start Data provided

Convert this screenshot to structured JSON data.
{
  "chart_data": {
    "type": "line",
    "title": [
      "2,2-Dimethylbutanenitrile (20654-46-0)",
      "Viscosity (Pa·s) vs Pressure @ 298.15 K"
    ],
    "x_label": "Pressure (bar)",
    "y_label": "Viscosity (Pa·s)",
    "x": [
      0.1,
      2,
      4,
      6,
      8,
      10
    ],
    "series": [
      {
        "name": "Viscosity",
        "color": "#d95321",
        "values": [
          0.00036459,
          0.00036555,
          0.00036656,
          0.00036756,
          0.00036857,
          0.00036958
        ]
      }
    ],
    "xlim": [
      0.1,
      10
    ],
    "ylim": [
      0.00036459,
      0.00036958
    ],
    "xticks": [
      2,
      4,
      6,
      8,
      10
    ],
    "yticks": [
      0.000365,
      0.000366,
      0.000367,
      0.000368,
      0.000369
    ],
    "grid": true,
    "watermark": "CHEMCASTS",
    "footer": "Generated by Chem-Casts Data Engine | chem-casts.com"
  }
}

end Data provided

Instruction
Your answer should be one number: how many lines in the material above contain the string "Viscosity".

Result below
3